Objective:
Provide only the number of lines in the listing that contain the string "государственный".

***

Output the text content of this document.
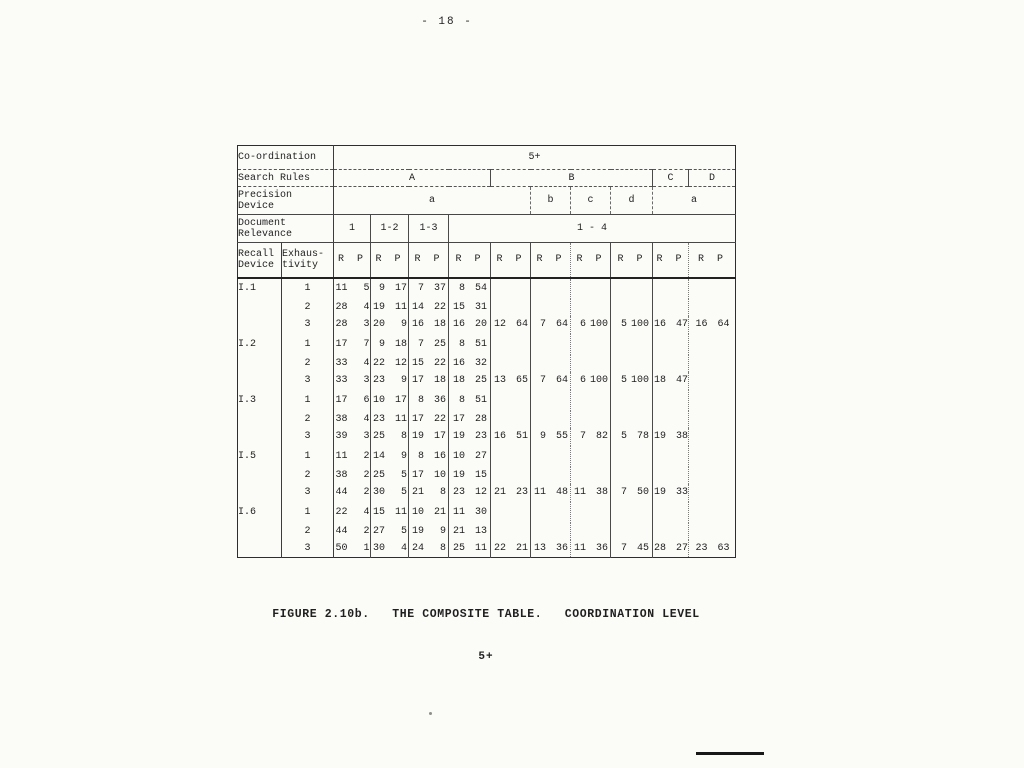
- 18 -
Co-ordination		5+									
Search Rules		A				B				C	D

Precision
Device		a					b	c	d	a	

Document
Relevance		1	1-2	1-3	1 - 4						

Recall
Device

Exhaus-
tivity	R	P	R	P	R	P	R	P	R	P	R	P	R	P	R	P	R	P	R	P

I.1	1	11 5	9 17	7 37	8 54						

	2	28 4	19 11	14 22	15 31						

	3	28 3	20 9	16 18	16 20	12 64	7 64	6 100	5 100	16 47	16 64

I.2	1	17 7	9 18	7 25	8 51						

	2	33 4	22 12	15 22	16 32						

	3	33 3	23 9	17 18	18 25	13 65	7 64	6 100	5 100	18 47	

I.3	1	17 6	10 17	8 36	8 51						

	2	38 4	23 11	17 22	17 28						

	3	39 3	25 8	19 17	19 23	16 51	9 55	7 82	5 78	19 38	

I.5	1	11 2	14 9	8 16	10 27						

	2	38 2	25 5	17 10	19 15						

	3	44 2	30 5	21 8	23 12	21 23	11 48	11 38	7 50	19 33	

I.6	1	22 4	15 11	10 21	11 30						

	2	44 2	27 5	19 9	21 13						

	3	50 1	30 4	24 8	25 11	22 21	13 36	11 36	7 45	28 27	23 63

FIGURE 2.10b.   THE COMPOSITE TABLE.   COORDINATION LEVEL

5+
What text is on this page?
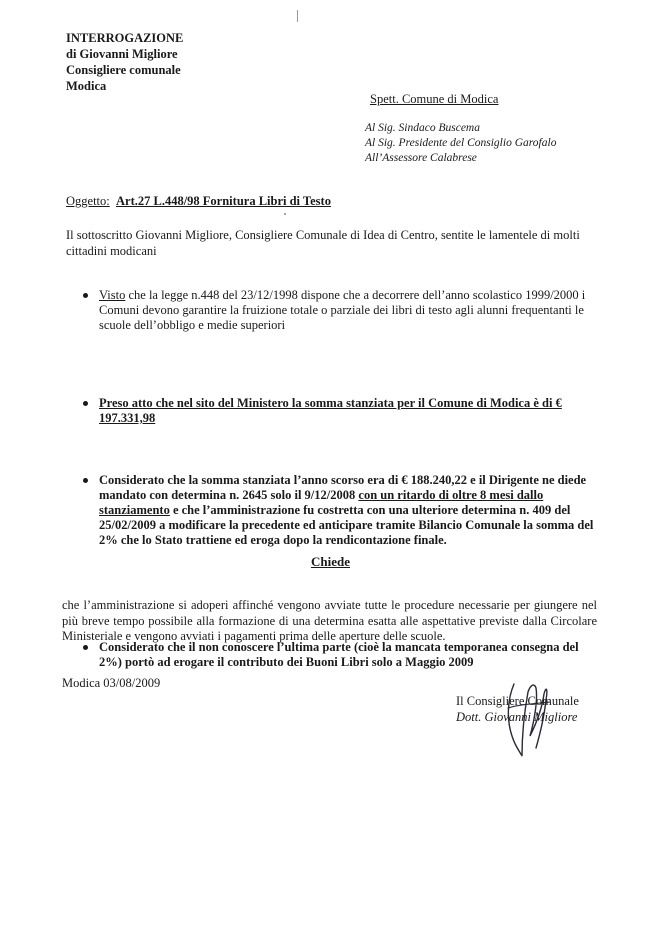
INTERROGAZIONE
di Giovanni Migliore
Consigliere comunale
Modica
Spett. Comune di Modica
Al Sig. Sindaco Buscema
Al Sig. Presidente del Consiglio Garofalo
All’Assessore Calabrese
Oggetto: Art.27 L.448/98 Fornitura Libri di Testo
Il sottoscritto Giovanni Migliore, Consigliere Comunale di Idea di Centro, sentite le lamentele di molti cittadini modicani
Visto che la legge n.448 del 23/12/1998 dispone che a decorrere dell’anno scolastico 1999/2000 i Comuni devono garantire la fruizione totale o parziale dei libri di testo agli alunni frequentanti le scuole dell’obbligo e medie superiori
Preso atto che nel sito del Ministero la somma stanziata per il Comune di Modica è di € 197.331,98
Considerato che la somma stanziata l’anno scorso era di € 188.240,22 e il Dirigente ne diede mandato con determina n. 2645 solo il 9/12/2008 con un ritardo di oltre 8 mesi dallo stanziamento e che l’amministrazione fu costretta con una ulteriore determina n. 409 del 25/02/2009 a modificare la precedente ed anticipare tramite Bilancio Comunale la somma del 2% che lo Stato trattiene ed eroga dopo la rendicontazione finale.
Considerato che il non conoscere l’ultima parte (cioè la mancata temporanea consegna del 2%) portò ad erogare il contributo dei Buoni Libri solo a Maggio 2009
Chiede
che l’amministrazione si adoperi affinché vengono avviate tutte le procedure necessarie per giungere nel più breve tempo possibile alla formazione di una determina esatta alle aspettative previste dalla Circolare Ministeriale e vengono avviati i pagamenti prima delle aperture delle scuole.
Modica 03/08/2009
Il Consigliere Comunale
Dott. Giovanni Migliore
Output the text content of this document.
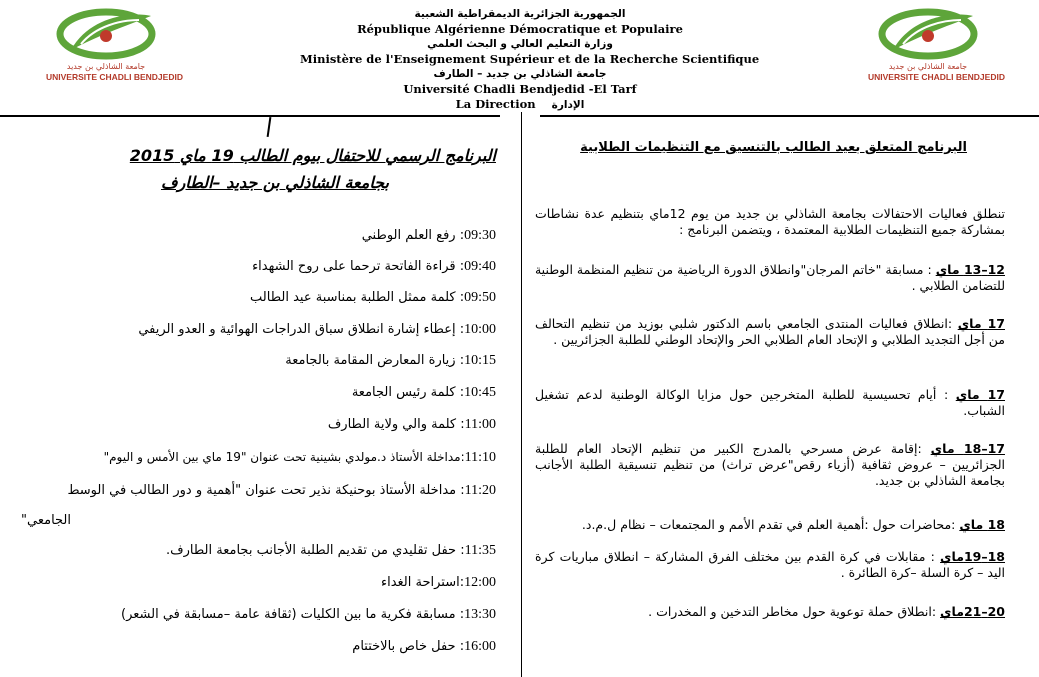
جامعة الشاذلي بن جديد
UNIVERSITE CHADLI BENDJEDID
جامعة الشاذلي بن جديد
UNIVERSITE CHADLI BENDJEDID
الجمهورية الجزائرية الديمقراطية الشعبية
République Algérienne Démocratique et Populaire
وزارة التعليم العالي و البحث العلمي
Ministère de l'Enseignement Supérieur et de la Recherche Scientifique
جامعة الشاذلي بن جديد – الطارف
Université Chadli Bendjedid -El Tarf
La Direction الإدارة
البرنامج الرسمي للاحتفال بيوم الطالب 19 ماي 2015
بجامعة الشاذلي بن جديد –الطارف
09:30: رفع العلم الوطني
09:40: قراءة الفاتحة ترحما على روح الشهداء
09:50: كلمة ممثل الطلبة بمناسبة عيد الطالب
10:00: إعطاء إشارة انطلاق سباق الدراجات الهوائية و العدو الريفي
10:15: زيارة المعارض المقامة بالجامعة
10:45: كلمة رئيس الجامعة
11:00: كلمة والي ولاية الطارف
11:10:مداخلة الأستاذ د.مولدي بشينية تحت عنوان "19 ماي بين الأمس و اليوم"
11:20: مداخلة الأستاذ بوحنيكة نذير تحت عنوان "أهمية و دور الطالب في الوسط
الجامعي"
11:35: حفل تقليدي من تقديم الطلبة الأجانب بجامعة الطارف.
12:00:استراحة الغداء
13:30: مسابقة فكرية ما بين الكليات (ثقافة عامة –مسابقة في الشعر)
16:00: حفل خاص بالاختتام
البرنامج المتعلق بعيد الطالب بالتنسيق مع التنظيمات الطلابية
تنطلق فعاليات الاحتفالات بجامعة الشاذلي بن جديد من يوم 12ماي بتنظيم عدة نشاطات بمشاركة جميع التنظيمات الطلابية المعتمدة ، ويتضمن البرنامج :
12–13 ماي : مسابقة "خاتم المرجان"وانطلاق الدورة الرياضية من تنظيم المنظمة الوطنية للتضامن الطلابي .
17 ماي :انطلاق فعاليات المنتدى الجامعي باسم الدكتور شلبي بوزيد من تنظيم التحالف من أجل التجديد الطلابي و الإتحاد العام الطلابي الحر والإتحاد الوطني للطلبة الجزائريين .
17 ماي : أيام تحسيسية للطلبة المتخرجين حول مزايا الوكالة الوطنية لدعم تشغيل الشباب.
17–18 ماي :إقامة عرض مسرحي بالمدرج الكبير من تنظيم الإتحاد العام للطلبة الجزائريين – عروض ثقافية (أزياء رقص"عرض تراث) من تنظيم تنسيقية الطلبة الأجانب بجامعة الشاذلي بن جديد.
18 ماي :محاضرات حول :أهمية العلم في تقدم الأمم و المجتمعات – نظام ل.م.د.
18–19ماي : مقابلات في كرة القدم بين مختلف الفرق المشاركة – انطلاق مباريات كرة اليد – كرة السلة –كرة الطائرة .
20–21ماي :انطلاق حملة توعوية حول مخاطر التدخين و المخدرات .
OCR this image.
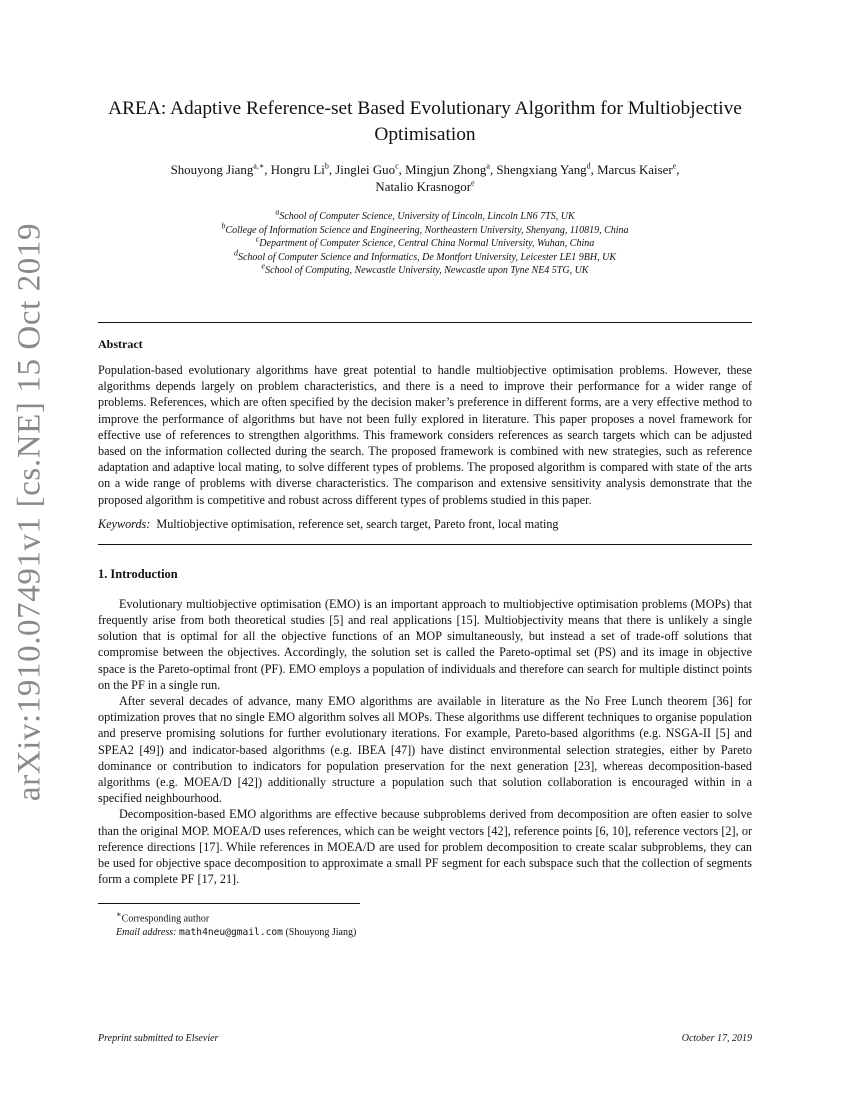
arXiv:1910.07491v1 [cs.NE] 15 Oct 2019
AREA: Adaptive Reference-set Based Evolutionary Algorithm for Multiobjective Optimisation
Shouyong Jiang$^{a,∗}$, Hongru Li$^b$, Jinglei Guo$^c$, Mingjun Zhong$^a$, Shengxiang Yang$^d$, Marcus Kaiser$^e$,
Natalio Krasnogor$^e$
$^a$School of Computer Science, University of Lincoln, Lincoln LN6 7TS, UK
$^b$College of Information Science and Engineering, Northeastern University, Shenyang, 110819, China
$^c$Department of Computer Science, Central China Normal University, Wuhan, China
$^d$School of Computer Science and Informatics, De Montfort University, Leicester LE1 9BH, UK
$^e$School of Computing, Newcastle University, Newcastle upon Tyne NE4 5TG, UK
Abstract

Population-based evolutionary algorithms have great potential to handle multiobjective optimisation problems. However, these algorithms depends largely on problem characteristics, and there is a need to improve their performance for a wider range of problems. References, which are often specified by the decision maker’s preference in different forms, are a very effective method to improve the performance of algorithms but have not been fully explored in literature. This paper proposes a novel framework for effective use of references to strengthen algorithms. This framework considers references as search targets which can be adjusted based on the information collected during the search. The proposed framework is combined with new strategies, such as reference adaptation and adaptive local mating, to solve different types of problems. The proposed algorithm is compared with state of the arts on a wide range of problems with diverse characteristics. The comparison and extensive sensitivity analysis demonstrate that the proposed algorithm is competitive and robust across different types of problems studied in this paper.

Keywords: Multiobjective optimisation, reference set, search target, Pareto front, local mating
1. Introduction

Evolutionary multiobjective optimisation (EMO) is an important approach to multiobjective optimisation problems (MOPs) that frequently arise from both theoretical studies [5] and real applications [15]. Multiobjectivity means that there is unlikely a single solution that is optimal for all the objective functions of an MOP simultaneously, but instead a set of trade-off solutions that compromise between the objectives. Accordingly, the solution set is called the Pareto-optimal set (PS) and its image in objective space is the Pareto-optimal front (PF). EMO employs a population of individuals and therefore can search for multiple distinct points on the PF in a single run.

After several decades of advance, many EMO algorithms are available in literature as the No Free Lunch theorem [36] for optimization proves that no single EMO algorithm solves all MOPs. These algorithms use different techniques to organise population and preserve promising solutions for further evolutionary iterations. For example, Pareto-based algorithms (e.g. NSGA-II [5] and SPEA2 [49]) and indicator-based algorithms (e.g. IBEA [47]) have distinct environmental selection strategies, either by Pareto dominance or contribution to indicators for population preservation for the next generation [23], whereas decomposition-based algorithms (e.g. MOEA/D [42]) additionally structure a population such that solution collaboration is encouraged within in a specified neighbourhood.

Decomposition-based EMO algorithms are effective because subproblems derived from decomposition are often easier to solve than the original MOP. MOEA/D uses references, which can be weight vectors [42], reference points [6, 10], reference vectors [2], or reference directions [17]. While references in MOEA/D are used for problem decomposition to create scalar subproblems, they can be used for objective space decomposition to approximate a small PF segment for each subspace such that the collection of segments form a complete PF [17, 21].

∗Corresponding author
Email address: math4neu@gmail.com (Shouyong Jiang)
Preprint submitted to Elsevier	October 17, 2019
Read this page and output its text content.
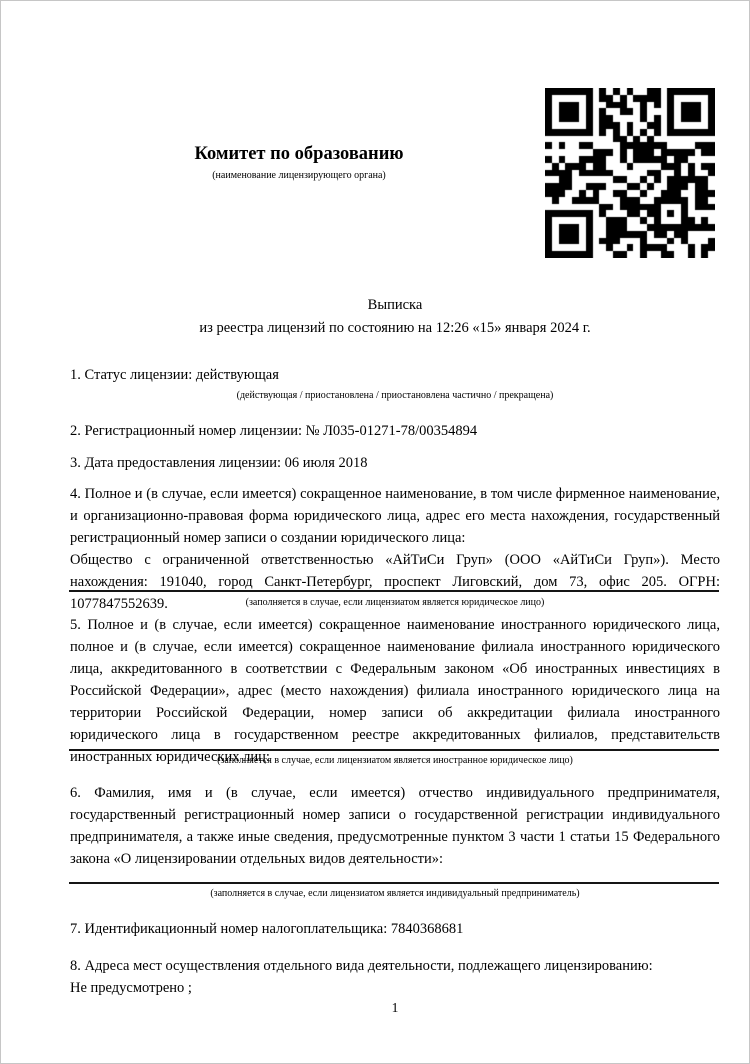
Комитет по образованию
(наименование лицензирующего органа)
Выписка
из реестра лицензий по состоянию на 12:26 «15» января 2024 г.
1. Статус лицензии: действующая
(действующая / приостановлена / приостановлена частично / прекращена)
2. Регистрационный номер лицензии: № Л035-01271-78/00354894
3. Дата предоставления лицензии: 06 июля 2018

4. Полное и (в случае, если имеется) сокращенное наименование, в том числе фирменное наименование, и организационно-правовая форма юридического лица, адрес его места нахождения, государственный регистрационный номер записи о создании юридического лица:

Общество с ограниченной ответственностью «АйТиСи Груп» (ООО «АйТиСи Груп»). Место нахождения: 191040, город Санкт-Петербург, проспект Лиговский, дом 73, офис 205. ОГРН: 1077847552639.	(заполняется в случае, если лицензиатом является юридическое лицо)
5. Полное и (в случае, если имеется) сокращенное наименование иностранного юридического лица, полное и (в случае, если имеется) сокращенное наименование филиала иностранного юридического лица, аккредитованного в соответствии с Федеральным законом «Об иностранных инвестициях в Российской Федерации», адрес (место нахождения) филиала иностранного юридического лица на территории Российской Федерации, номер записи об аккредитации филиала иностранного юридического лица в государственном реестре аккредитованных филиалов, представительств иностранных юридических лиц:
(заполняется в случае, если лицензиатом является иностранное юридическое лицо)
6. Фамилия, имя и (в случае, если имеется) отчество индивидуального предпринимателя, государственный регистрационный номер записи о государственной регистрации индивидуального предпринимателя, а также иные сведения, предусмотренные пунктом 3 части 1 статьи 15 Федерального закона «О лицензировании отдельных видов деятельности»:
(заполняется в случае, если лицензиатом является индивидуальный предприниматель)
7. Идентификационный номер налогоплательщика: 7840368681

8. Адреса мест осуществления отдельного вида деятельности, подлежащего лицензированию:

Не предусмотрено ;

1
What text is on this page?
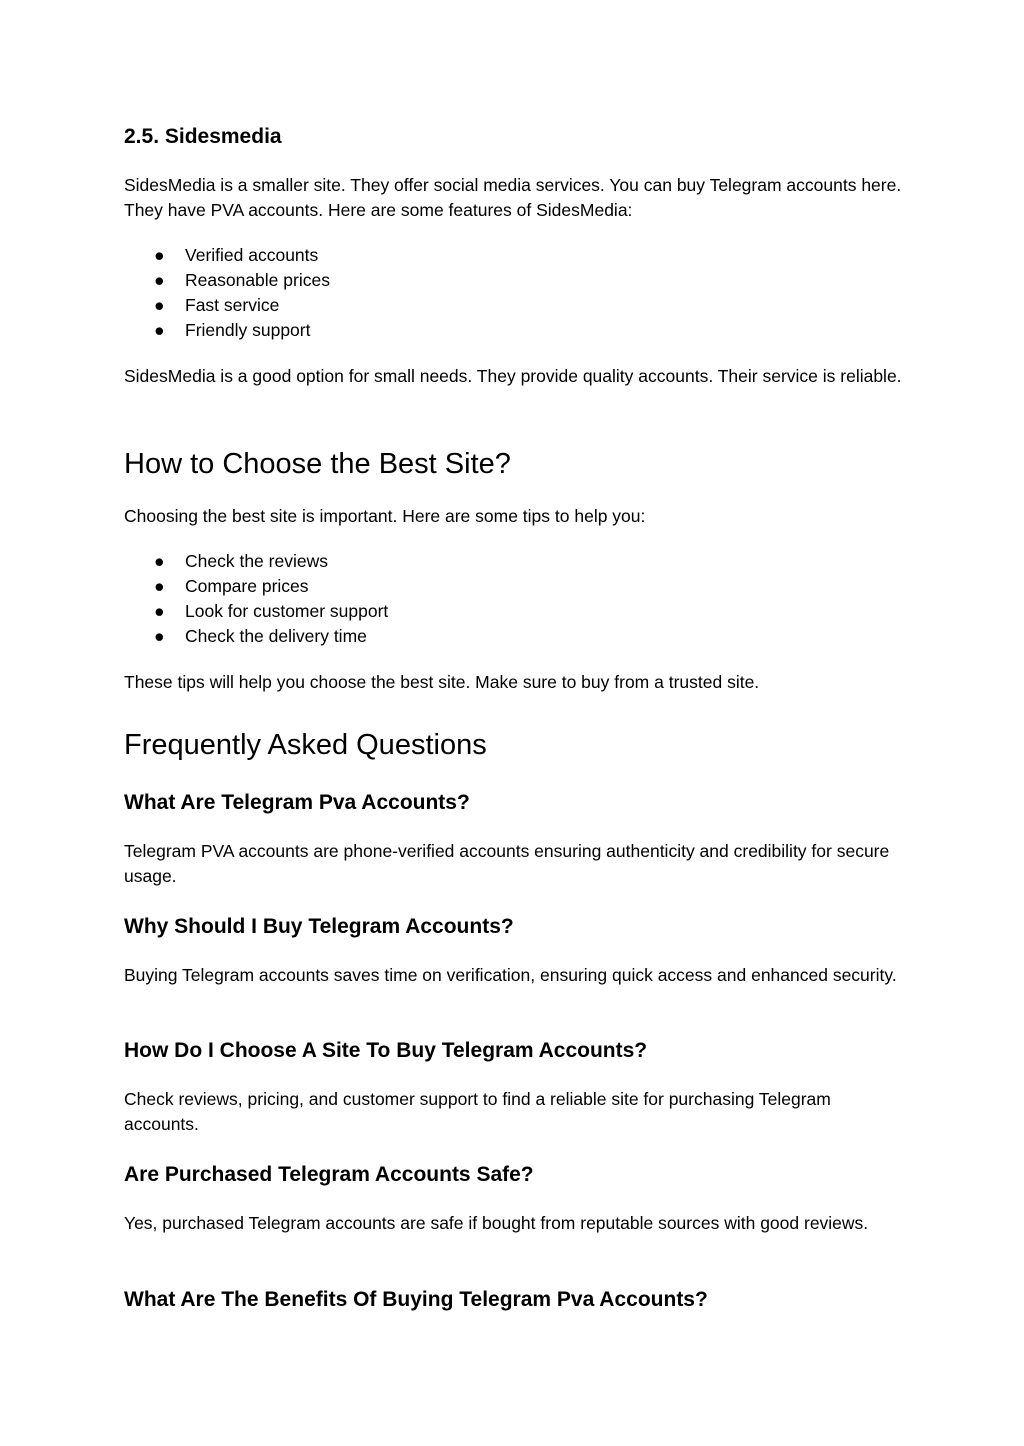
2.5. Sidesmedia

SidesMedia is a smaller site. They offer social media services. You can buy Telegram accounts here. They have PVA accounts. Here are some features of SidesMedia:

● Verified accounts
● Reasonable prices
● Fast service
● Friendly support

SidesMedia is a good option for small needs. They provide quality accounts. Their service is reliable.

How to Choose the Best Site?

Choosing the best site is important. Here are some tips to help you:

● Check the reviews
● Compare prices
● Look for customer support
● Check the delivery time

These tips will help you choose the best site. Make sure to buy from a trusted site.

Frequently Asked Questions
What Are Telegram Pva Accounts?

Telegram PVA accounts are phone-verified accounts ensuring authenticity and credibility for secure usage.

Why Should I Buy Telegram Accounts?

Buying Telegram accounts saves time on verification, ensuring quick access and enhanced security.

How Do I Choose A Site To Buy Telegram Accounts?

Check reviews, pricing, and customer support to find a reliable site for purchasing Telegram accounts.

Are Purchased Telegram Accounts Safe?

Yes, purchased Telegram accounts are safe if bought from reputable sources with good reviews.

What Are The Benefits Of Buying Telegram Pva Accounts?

***

Complete answer:
2